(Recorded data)
•••••
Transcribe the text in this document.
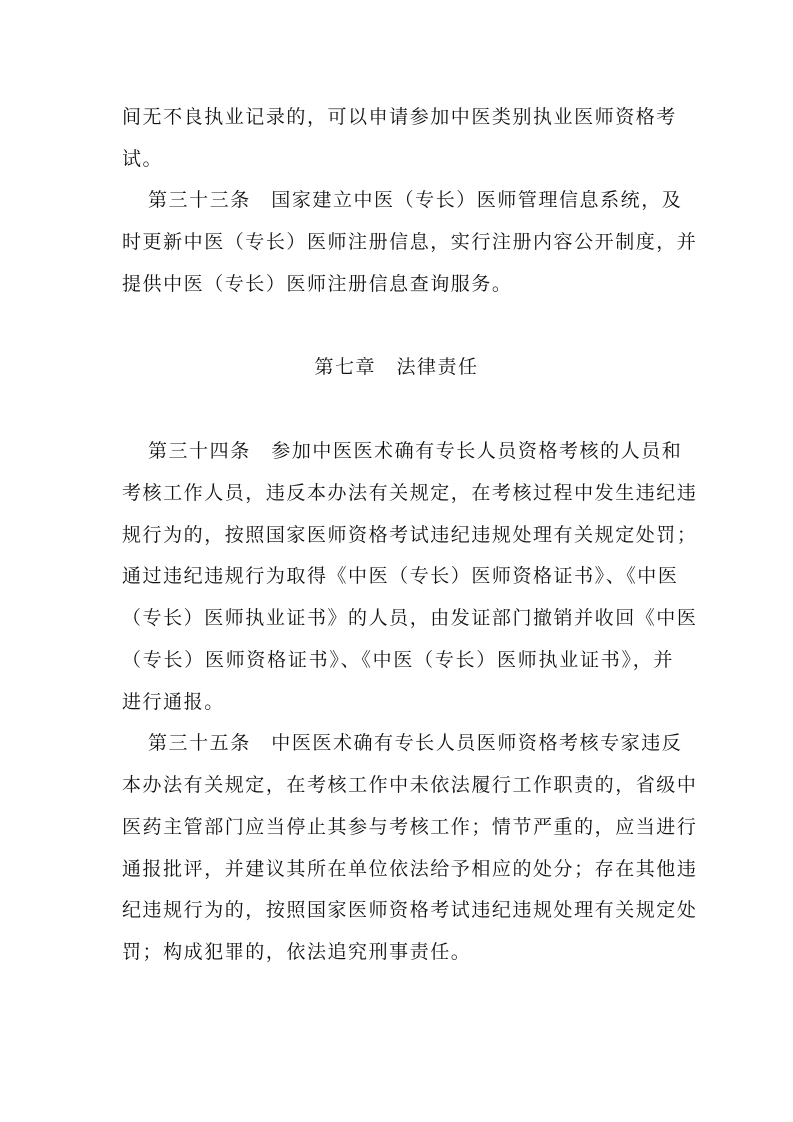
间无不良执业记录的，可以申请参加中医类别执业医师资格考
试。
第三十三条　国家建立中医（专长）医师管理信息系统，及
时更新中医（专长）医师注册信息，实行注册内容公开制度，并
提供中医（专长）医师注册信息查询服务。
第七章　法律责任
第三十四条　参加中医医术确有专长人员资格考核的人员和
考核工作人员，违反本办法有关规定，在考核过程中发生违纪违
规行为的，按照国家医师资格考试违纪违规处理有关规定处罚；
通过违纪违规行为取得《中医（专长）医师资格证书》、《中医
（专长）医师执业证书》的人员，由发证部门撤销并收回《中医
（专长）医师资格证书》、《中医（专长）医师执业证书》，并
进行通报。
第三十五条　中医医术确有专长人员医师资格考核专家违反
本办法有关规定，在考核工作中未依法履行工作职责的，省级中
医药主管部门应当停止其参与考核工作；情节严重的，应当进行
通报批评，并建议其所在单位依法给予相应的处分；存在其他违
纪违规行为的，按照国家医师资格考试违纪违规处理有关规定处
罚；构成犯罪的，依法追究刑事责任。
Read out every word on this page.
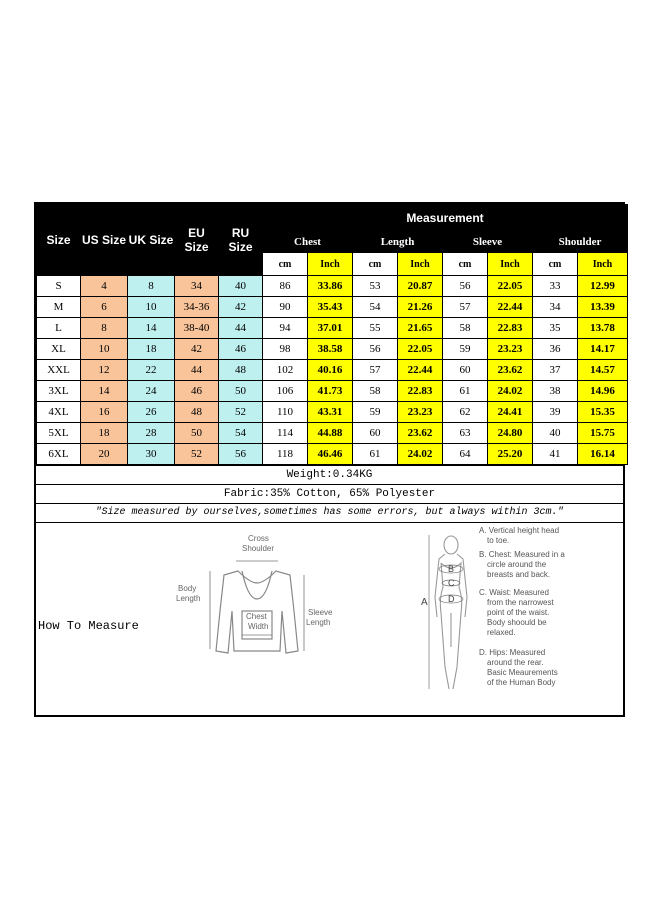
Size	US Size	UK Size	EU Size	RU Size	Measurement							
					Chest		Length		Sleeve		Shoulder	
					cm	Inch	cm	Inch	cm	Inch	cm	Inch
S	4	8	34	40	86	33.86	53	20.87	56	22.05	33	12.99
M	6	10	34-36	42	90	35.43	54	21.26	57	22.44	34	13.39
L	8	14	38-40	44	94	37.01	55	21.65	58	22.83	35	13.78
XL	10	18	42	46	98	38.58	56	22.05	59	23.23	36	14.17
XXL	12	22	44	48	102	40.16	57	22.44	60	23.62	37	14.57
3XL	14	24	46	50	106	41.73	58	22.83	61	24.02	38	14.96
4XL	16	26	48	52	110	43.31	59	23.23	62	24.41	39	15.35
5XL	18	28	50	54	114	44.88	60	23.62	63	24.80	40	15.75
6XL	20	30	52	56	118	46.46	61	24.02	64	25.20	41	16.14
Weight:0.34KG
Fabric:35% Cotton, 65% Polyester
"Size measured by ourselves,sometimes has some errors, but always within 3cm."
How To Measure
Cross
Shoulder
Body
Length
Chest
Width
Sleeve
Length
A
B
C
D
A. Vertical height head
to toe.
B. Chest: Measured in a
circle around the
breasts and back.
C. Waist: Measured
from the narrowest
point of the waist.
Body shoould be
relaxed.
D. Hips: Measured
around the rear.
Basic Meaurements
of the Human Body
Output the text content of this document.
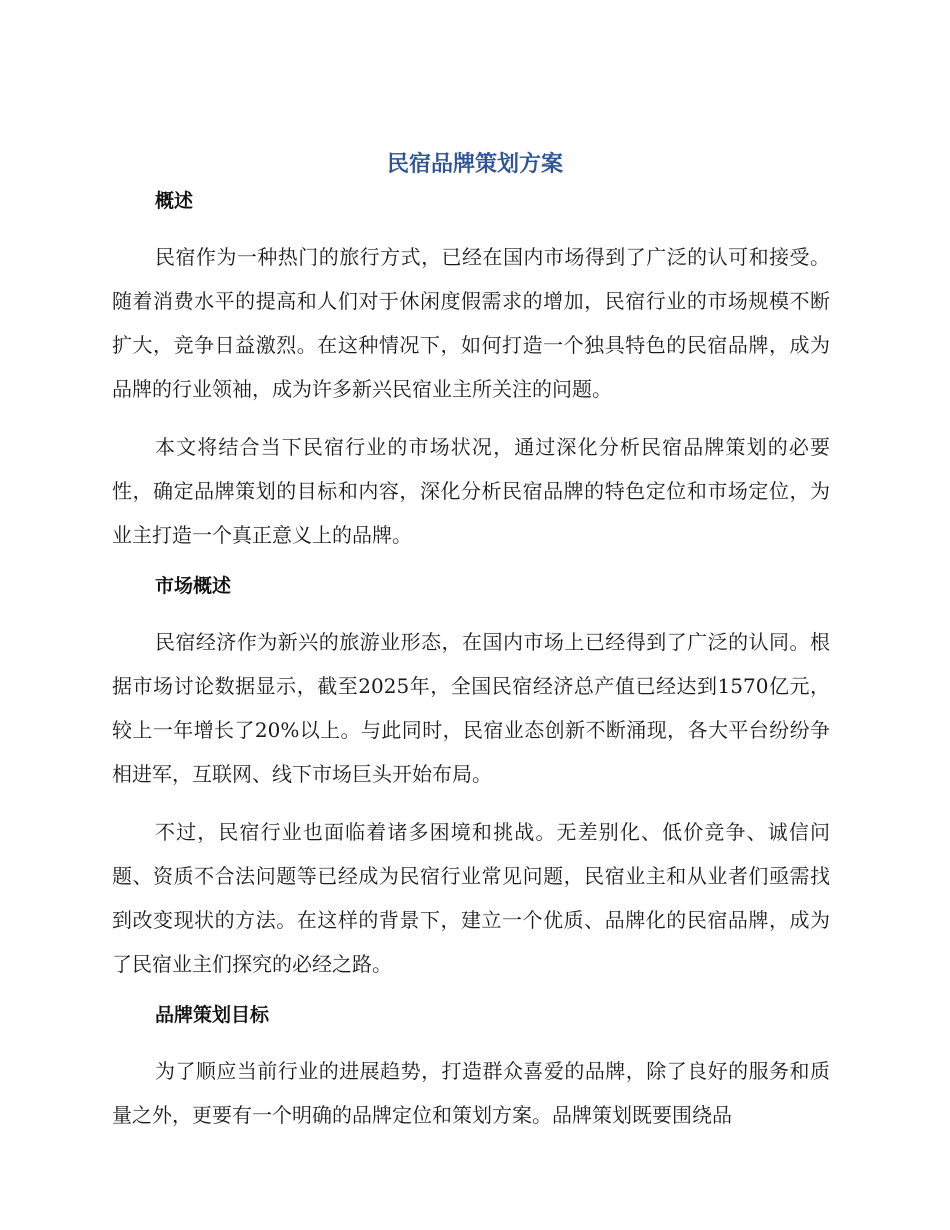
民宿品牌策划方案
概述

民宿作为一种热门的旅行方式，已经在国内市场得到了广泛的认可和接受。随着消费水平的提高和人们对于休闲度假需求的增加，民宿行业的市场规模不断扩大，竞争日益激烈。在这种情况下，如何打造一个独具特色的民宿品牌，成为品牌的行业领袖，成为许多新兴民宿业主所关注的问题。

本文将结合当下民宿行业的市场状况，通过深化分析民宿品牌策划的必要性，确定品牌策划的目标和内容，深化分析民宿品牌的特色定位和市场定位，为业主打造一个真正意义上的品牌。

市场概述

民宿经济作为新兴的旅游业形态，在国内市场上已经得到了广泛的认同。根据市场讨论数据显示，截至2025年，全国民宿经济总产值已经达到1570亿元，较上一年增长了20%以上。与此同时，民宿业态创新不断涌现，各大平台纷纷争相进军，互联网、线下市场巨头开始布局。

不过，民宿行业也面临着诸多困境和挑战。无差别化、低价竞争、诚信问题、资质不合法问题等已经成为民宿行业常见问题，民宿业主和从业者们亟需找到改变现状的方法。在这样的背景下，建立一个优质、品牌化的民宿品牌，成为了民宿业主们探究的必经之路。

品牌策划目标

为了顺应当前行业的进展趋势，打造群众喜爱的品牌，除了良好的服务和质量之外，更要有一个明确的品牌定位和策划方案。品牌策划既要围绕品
•••••
* _GOAL_
Leave out the pictures and copy the rest of the material above exactly.

* _FULL SOLUTION_
Transcribe the text in this document.
间无不良执业记录的，可以申请参加中医类别执业医师资格考
试。
第三十三条　国家建立中医（专长）医师管理信息系统，及
时更新中医（专长）医师注册信息，实行注册内容公开制度，并
提供中医（专长）医师注册信息查询服务。
第七章　法律责任
第三十四条　参加中医医术确有专长人员资格考核的人员和
考核工作人员，违反本办法有关规定，在考核过程中发生违纪违
规行为的，按照国家医师资格考试违纪违规处理有关规定处罚；
通过违纪违规行为取得《中医（专长）医师资格证书》、《中医
（专长）医师执业证书》的人员，由发证部门撤销并收回《中医
（专长）医师资格证书》、《中医（专长）医师执业证书》，并
进行通报。
第三十五条　中医医术确有专长人员医师资格考核专家违反
本办法有关规定，在考核工作中未依法履行工作职责的，省级中
医药主管部门应当停止其参与考核工作；情节严重的，应当进行
通报批评，并建议其所在单位依法给予相应的处分；存在其他违
纪违规行为的，按照国家医师资格考试违纪违规处理有关规定处
罚；构成犯罪的，依法追究刑事责任。
Read out every word on this page.
Size	US Size	UK Size	EU Size	RU Size	Measurement							
					Chest		Length		Sleeve		Shoulder	
					cm	Inch	cm	Inch	cm	Inch	cm	Inch
S	4	8	34	40	86	33.86	53	20.87	56	22.05	33	12.99
M	6	10	34-36	42	90	35.43	54	21.26	57	22.44	34	13.39
L	8	14	38-40	44	94	37.01	55	21.65	58	22.83	35	13.78
XL	10	18	42	46	98	38.58	56	22.05	59	23.23	36	14.17
XXL	12	22	44	48	102	40.16	57	22.44	60	23.62	37	14.57
3XL	14	24	46	50	106	41.73	58	22.83	61	24.02	38	14.96
4XL	16	26	48	52	110	43.31	59	23.23	62	24.41	39	15.35
5XL	18	28	50	54	114	44.88	60	23.62	63	24.80	40	15.75
6XL	20	30	52	56	118	46.46	61	24.02	64	25.20	41	16.14
Weight:0.34KG
Fabric:35% Cotton, 65% Polyester
"Size measured by ourselves,sometimes has some errors, but always within 3cm."
How To Measure
Cross
Shoulder
Body
Length
Chest
Width
Sleeve
Length
A
B
C
D
A. Vertical height head
to toe.
B. Chest: Measured in a
circle around the
breasts and back.
C. Waist: Measured
from the narrowest
point of the waist.
Body shoould be
relaxed.
D. Hips: Measured
around the rear.
Basic Meaurements
of the Human Body
Output the text content of this document.
民宿品牌策划方案
概述

民宿作为一种热门的旅行方式，已经在国内市场得到了广泛的认可和接受。随着消费水平的提高和人们对于休闲度假需求的增加，民宿行业的市场规模不断扩大，竞争日益激烈。在这种情况下，如何打造一个独具特色的民宿品牌，成为品牌的行业领袖，成为许多新兴民宿业主所关注的问题。

本文将结合当下民宿行业的市场状况，通过深化分析民宿品牌策划的必要性，确定品牌策划的目标和内容，深化分析民宿品牌的特色定位和市场定位，为业主打造一个真正意义上的品牌。

市场概述

民宿经济作为新兴的旅游业形态，在国内市场上已经得到了广泛的认同。根据市场讨论数据显示，截至2025年，全国民宿经济总产值已经达到1570亿元，较上一年增长了20%以上。与此同时，民宿业态创新不断涌现，各大平台纷纷争相进军，互联网、线下市场巨头开始布局。

不过，民宿行业也面临着诸多困境和挑战。无差别化、低价竞争、诚信问题、资质不合法问题等已经成为民宿行业常见问题，民宿业主和从业者们亟需找到改变现状的方法。在这样的背景下，建立一个优质、品牌化的民宿品牌，成为了民宿业主们探究的必经之路。

品牌策划目标

为了顺应当前行业的进展趋势，打造群众喜爱的品牌，除了良好的服务和质量之外，更要有一个明确的品牌定位和策划方案。品牌策划既要围绕品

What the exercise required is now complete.